• **The request**: Each line of the material must be repeated precisely, with the pictures left out.

• **Extracted entries**:

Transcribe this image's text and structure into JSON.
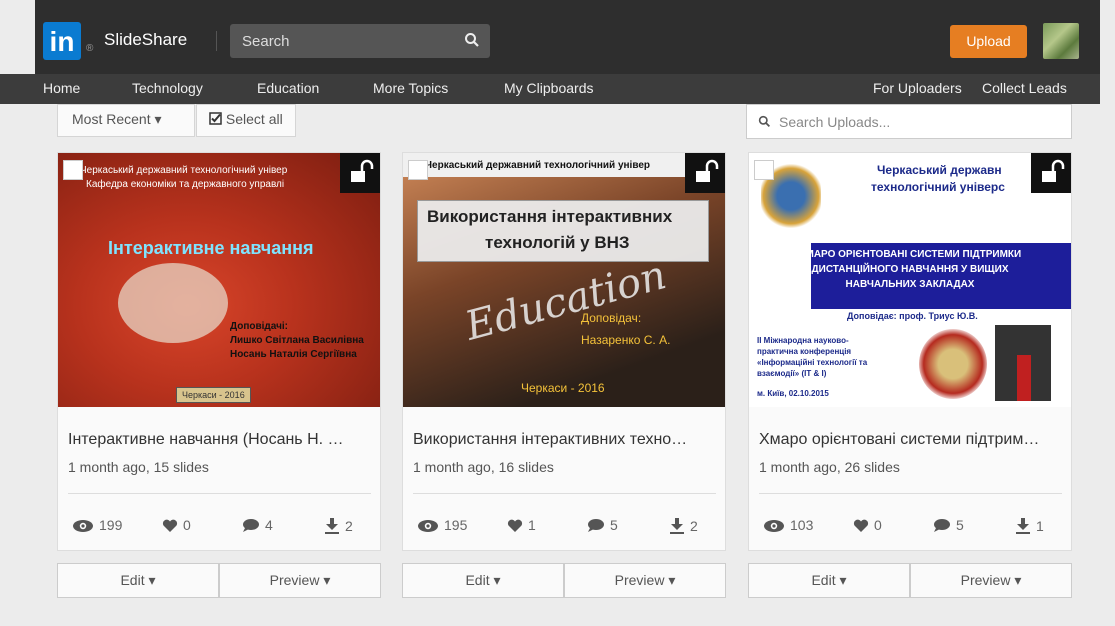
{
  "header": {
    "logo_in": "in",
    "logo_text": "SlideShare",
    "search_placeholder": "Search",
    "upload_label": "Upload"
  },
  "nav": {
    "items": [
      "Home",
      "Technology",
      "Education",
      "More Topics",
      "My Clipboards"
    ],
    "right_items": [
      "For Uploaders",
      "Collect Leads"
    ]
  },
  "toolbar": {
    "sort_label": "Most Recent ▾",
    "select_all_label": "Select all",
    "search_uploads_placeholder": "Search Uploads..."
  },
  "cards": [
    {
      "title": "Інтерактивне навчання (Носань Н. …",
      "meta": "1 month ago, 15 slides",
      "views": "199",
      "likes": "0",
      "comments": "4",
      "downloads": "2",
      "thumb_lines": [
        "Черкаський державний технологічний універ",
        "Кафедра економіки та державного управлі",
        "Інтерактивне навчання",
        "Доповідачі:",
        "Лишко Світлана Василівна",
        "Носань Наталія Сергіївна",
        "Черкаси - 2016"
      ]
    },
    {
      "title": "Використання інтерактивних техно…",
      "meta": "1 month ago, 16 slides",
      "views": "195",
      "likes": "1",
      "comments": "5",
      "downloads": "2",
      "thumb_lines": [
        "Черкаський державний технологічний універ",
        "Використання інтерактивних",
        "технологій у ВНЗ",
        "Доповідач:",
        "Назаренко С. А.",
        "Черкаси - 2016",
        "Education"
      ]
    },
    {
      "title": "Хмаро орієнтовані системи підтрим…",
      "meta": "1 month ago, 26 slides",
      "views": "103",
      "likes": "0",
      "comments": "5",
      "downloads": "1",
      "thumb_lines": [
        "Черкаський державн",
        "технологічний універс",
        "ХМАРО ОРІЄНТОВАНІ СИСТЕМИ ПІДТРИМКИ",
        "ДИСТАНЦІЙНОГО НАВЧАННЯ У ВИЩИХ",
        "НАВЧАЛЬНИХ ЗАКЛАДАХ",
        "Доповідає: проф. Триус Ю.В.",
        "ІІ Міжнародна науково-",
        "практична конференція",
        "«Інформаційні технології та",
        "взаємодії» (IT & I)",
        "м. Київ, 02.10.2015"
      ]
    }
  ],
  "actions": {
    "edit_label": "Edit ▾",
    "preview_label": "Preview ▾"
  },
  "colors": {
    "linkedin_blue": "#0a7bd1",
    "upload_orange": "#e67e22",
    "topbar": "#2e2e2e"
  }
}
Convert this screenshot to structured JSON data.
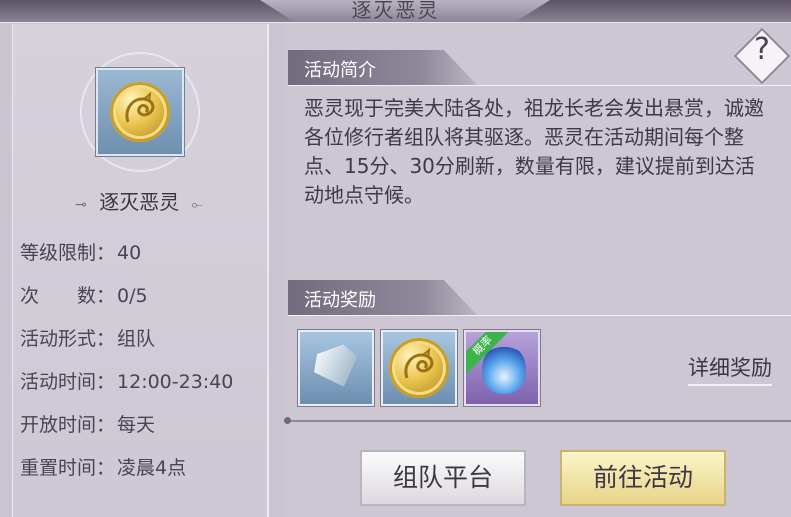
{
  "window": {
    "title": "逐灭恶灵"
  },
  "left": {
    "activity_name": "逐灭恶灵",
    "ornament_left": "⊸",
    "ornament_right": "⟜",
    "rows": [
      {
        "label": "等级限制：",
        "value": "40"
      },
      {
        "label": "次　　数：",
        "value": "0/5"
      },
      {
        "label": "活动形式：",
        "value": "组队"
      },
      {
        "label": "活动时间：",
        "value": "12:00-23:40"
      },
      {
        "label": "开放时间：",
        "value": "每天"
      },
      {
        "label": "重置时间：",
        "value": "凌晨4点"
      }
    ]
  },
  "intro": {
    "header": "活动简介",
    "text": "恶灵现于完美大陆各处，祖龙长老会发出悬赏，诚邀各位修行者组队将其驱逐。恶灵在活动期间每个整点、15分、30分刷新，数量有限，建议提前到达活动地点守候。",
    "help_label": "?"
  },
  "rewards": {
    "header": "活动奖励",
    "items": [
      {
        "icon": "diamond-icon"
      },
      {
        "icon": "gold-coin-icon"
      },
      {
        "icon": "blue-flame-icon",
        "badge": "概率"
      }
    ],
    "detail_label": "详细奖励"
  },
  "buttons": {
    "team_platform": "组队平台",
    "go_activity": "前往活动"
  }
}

• **Task answer**:
Transcribe this image's text and structure into JSON.
{
  "header": {
    "logo_in": "in",
    "logo_text": "SlideShare",
    "search_placeholder": "Search",
    "upload_label": "Upload"
  },
  "nav": {
    "items": [
      "Home",
      "Technology",
      "Education",
      "More Topics",
      "My Clipboards"
    ],
    "right_items": [
      "For Uploaders",
      "Collect Leads"
    ]
  },
  "toolbar": {
    "sort_label": "Most Recent ▾",
    "select_all_label": "Select all",
    "search_uploads_placeholder": "Search Uploads..."
  },
  "cards": [
    {
      "title": "Інтерактивне навчання (Носань Н. …",
      "meta": "1 month ago, 15 slides",
      "views": "199",
      "likes": "0",
      "comments": "4",
      "downloads": "2",
      "thumb_lines": [
        "Черкаський державний технологічний універ",
        "Кафедра економіки та державного управлі",
        "Інтерактивне навчання",
        "Доповідачі:",
        "Лишко Світлана Василівна",
        "Носань Наталія Сергіївна",
        "Черкаси - 2016"
      ]
    },
    {
      "title": "Використання інтерактивних техно…",
      "meta": "1 month ago, 16 slides",
      "views": "195",
      "likes": "1",
      "comments": "5",
      "downloads": "2",
      "thumb_lines": [
        "Черкаський державний технологічний універ",
        "Використання інтерактивних",
        "технологій у ВНЗ",
        "Доповідач:",
        "Назаренко С. А.",
        "Черкаси - 2016",
        "Education"
      ]
    },
    {
      "title": "Хмаро орієнтовані системи підтрим…",
      "meta": "1 month ago, 26 slides",
      "views": "103",
      "likes": "0",
      "comments": "5",
      "downloads": "1",
      "thumb_lines": [
        "Черкаський державн",
        "технологічний універс",
        "ХМАРО ОРІЄНТОВАНІ СИСТЕМИ ПІДТРИМКИ",
        "ДИСТАНЦІЙНОГО НАВЧАННЯ У ВИЩИХ",
        "НАВЧАЛЬНИХ ЗАКЛАДАХ",
        "Доповідає: проф. Триус Ю.В.",
        "ІІ Міжнародна науково-",
        "практична конференція",
        "«Інформаційні технології та",
        "взаємодії» (IT & I)",
        "м. Київ, 02.10.2015"
      ]
    }
  ],
  "actions": {
    "edit_label": "Edit ▾",
    "preview_label": "Preview ▾"
  },
  "colors": {
    "linkedin_blue": "#0a7bd1",
    "upload_orange": "#e67e22",
    "topbar": "#2e2e2e"
  }
}
Convert this screenshot to structured JSON data.
{
  "window": {
    "title": "逐灭恶灵"
  },
  "left": {
    "activity_name": "逐灭恶灵",
    "ornament_left": "⊸",
    "ornament_right": "⟜",
    "rows": [
      {
        "label": "等级限制：",
        "value": "40"
      },
      {
        "label": "次　　数：",
        "value": "0/5"
      },
      {
        "label": "活动形式：",
        "value": "组队"
      },
      {
        "label": "活动时间：",
        "value": "12:00-23:40"
      },
      {
        "label": "开放时间：",
        "value": "每天"
      },
      {
        "label": "重置时间：",
        "value": "凌晨4点"
      }
    ]
  },
  "intro": {
    "header": "活动简介",
    "text": "恶灵现于完美大陆各处，祖龙长老会发出悬赏，诚邀各位修行者组队将其驱逐。恶灵在活动期间每个整点、15分、30分刷新，数量有限，建议提前到达活动地点守候。",
    "help_label": "?"
  },
  "rewards": {
    "header": "活动奖励",
    "items": [
      {
        "icon": "diamond-icon"
      },
      {
        "icon": "gold-coin-icon"
      },
      {
        "icon": "blue-flame-icon",
        "badge": "概率"
      }
    ],
    "detail_label": "详细奖励"
  },
  "buttons": {
    "team_platform": "组队平台",
    "go_activity": "前往活动"
  }
}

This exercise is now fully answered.